## PROBLEM TO SOLVE:
Output every line of the data exactly as it appears.
^^^^^^^^
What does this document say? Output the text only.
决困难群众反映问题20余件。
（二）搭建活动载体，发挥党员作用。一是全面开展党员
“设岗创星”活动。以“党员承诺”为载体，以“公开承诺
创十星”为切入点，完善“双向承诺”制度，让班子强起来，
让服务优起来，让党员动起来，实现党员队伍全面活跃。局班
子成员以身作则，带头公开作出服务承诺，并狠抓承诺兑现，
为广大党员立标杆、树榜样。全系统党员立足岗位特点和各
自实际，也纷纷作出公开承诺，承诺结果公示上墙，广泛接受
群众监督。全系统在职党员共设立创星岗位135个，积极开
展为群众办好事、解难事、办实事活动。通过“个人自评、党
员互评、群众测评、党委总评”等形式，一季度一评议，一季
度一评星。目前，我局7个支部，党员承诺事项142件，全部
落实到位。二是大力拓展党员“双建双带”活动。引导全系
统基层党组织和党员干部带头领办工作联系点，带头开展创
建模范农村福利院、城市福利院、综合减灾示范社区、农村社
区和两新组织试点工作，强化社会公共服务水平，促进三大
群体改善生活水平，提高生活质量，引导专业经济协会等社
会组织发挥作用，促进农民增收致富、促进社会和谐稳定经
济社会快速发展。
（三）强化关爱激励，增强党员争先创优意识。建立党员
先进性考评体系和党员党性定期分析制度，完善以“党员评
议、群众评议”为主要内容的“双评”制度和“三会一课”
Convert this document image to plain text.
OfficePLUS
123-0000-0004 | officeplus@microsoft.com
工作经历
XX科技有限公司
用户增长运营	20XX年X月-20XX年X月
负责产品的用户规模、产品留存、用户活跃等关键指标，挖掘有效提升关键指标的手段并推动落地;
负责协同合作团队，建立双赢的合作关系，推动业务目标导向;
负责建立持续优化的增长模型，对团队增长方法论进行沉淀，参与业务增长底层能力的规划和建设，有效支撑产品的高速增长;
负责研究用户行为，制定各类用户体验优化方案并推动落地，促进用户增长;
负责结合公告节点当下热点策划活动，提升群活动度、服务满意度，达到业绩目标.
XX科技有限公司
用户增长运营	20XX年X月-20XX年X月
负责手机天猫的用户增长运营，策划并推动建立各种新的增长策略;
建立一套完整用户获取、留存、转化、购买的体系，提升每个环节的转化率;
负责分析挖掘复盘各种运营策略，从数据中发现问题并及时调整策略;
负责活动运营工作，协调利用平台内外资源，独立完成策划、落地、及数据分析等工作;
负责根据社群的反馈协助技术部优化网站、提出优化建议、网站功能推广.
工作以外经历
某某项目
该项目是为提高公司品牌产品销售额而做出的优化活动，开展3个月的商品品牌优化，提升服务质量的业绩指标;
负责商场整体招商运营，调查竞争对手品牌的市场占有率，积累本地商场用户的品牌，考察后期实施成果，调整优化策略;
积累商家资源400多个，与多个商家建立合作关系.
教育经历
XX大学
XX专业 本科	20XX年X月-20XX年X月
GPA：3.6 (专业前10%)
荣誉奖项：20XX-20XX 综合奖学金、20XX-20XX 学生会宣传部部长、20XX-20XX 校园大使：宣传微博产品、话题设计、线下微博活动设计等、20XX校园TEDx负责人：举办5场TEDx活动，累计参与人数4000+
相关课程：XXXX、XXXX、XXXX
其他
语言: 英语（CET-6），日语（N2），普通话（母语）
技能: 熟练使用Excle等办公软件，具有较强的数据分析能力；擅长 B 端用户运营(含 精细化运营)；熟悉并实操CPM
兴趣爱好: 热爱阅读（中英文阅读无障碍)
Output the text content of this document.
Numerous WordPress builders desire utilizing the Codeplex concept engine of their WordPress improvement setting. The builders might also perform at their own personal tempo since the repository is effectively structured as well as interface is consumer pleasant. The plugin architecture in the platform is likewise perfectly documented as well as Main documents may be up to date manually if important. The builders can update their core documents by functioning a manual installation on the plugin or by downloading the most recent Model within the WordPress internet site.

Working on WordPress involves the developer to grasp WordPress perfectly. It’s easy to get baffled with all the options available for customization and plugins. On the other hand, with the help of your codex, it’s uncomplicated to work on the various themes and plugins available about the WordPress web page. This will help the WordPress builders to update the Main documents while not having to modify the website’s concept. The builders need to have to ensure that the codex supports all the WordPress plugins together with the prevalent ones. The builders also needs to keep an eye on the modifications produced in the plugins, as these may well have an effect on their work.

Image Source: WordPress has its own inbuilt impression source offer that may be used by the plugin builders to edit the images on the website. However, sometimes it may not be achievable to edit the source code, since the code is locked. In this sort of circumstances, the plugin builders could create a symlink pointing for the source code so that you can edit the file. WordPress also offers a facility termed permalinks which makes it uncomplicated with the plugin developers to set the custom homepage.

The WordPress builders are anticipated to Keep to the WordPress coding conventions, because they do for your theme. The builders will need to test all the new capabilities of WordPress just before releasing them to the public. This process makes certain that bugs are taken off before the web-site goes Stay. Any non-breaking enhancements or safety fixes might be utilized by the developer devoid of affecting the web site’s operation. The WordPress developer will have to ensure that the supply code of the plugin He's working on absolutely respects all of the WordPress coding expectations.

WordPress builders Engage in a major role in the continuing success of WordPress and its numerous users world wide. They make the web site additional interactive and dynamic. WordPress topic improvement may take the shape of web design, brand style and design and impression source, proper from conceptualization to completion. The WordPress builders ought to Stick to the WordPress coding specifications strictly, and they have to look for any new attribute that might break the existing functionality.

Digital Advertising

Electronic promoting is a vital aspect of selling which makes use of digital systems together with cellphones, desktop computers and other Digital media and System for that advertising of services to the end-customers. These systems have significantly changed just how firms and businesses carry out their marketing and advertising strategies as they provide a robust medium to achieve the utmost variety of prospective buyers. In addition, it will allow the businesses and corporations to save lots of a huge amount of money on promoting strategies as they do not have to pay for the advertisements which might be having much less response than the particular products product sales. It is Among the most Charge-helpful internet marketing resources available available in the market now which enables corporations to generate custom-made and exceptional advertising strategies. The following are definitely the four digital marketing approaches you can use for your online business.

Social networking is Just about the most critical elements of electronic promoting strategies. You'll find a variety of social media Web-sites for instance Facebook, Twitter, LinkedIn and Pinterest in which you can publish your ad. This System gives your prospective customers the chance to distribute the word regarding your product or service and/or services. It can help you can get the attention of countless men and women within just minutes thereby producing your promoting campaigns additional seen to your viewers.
^^^^^^^^
## WRITTEN REPLY:
What does this document say? Output the text only.
决困难群众反映问题20余件。
（二）搭建活动载体，发挥党员作用。一是全面开展党员
“设岗创星”活动。以“党员承诺”为载体，以“公开承诺
创十星”为切入点，完善“双向承诺”制度，让班子强起来，
让服务优起来，让党员动起来，实现党员队伍全面活跃。局班
子成员以身作则，带头公开作出服务承诺，并狠抓承诺兑现，
为广大党员立标杆、树榜样。全系统党员立足岗位特点和各
自实际，也纷纷作出公开承诺，承诺结果公示上墙，广泛接受
群众监督。全系统在职党员共设立创星岗位135个，积极开
展为群众办好事、解难事、办实事活动。通过“个人自评、党
员互评、群众测评、党委总评”等形式，一季度一评议，一季
度一评星。目前，我局7个支部，党员承诺事项142件，全部
落实到位。二是大力拓展党员“双建双带”活动。引导全系
统基层党组织和党员干部带头领办工作联系点，带头开展创
建模范农村福利院、城市福利院、综合减灾示范社区、农村社
区和两新组织试点工作，强化社会公共服务水平，促进三大
群体改善生活水平，提高生活质量，引导专业经济协会等社
会组织发挥作用，促进农民增收致富、促进社会和谐稳定经
济社会快速发展。
（三）强化关爱激励，增强党员争先创优意识。建立党员
先进性考评体系和党员党性定期分析制度，完善以“党员评
议、群众评议”为主要内容的“双评”制度和“三会一课”
Convert this document image to plain text.
OfficePLUS
123-0000-0004 | officeplus@microsoft.com
工作经历
XX科技有限公司
用户增长运营	20XX年X月-20XX年X月
负责产品的用户规模、产品留存、用户活跃等关键指标，挖掘有效提升关键指标的手段并推动落地;
负责协同合作团队，建立双赢的合作关系，推动业务目标导向;
负责建立持续优化的增长模型，对团队增长方法论进行沉淀，参与业务增长底层能力的规划和建设，有效支撑产品的高速增长;
负责研究用户行为，制定各类用户体验优化方案并推动落地，促进用户增长;
负责结合公告节点当下热点策划活动，提升群活动度、服务满意度，达到业绩目标.
XX科技有限公司
用户增长运营	20XX年X月-20XX年X月
负责手机天猫的用户增长运营，策划并推动建立各种新的增长策略;
建立一套完整用户获取、留存、转化、购买的体系，提升每个环节的转化率;
负责分析挖掘复盘各种运营策略，从数据中发现问题并及时调整策略;
负责活动运营工作，协调利用平台内外资源，独立完成策划、落地、及数据分析等工作;
负责根据社群的反馈协助技术部优化网站、提出优化建议、网站功能推广.
工作以外经历
某某项目
该项目是为提高公司品牌产品销售额而做出的优化活动，开展3个月的商品品牌优化，提升服务质量的业绩指标;
负责商场整体招商运营，调查竞争对手品牌的市场占有率，积累本地商场用户的品牌，考察后期实施成果，调整优化策略;
积累商家资源400多个，与多个商家建立合作关系.
教育经历
XX大学
XX专业 本科	20XX年X月-20XX年X月
GPA：3.6 (专业前10%)
荣誉奖项：20XX-20XX 综合奖学金、20XX-20XX 学生会宣传部部长、20XX-20XX 校园大使：宣传微博产品、话题设计、线下微博活动设计等、20XX校园TEDx负责人：举办5场TEDx活动，累计参与人数4000+
相关课程：XXXX、XXXX、XXXX
其他
语言: 英语（CET-6），日语（N2），普通话（母语）
技能: 熟练使用Excle等办公软件，具有较强的数据分析能力；擅长 B 端用户运营(含 精细化运营)；熟悉并实操CPM
兴趣爱好: 热爱阅读（中英文阅读无障碍)
Output the text content of this document.
Numerous WordPress builders desire utilizing the Codeplex concept engine of their WordPress improvement setting. The builders might also perform at their own personal tempo since the repository is effectively structured as well as interface is consumer pleasant. The plugin architecture in the platform is likewise perfectly documented as well as Main documents may be up to date manually if important. The builders can update their core documents by functioning a manual installation on the plugin or by downloading the most recent Model within the WordPress internet site.

Working on WordPress involves the developer to grasp WordPress perfectly. It’s easy to get baffled with all the options available for customization and plugins. On the other hand, with the help of your codex, it’s uncomplicated to work on the various themes and plugins available about the WordPress web page. This will help the WordPress builders to update the Main documents while not having to modify the website’s concept. The builders need to have to ensure that the codex supports all the WordPress plugins together with the prevalent ones. The builders also needs to keep an eye on the modifications produced in the plugins, as these may well have an effect on their work.

Image Source: WordPress has its own inbuilt impression source offer that may be used by the plugin builders to edit the images on the website. However, sometimes it may not be achievable to edit the source code, since the code is locked. In this sort of circumstances, the plugin builders could create a symlink pointing for the source code so that you can edit the file. WordPress also offers a facility termed permalinks which makes it uncomplicated with the plugin developers to set the custom homepage.

The WordPress builders are anticipated to Keep to the WordPress coding conventions, because they do for your theme. The builders will need to test all the new capabilities of WordPress just before releasing them to the public. This process makes certain that bugs are taken off before the web-site goes Stay. Any non-breaking enhancements or safety fixes might be utilized by the developer devoid of affecting the web site’s operation. The WordPress developer will have to ensure that the supply code of the plugin He's working on absolutely respects all of the WordPress coding expectations.

WordPress builders Engage in a major role in the continuing success of WordPress and its numerous users world wide. They make the web site additional interactive and dynamic. WordPress topic improvement may take the shape of web design, brand style and design and impression source, proper from conceptualization to completion. The WordPress builders ought to Stick to the WordPress coding specifications strictly, and they have to look for any new attribute that might break the existing functionality.

Digital Advertising

Electronic promoting is a vital aspect of selling which makes use of digital systems together with cellphones, desktop computers and other Digital media and System for that advertising of services to the end-customers. These systems have significantly changed just how firms and businesses carry out their marketing and advertising strategies as they provide a robust medium to achieve the utmost variety of prospective buyers. In addition, it will allow the businesses and corporations to save lots of a huge amount of money on promoting strategies as they do not have to pay for the advertisements which might be having much less response than the particular products product sales. It is Among the most Charge-helpful internet marketing resources available available in the market now which enables corporations to generate custom-made and exceptional advertising strategies. The following are definitely the four digital marketing approaches you can use for your online business.

Social networking is Just about the most critical elements of electronic promoting strategies. You'll find a variety of social media Web-sites for instance Facebook, Twitter, LinkedIn and Pinterest in which you can publish your ad. This System gives your prospective customers the chance to distribute the word regarding your product or service and/or services. It can help you can get the attention of countless men and women within just minutes thereby producing your promoting campaigns additional seen to your viewers.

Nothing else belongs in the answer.